**Job**: Give the count of lines that include the string "petits". Add nothing to it.

(Dataset entries)
***

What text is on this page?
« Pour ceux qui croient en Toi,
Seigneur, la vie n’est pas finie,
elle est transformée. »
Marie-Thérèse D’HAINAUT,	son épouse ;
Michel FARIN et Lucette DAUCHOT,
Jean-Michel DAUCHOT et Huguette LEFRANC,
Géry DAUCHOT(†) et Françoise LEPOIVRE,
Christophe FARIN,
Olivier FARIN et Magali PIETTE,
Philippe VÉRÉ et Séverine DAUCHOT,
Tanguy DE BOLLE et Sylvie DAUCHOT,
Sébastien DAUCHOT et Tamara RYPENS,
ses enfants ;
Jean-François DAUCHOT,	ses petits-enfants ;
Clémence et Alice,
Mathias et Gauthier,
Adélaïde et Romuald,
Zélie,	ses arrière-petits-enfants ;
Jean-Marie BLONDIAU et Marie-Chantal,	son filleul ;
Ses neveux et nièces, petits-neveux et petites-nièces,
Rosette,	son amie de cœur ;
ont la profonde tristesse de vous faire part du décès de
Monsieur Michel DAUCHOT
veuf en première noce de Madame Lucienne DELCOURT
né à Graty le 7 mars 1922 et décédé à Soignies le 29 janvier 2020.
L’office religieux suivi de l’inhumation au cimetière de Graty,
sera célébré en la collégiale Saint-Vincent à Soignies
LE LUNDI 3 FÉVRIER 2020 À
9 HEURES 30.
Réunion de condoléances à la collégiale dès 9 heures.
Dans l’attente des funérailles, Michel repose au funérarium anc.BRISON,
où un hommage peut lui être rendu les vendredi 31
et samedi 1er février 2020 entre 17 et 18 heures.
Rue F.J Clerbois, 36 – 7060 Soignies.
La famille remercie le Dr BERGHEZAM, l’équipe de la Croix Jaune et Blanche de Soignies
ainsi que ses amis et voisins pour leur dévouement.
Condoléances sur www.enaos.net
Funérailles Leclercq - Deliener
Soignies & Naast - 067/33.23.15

***

**Result below**: 3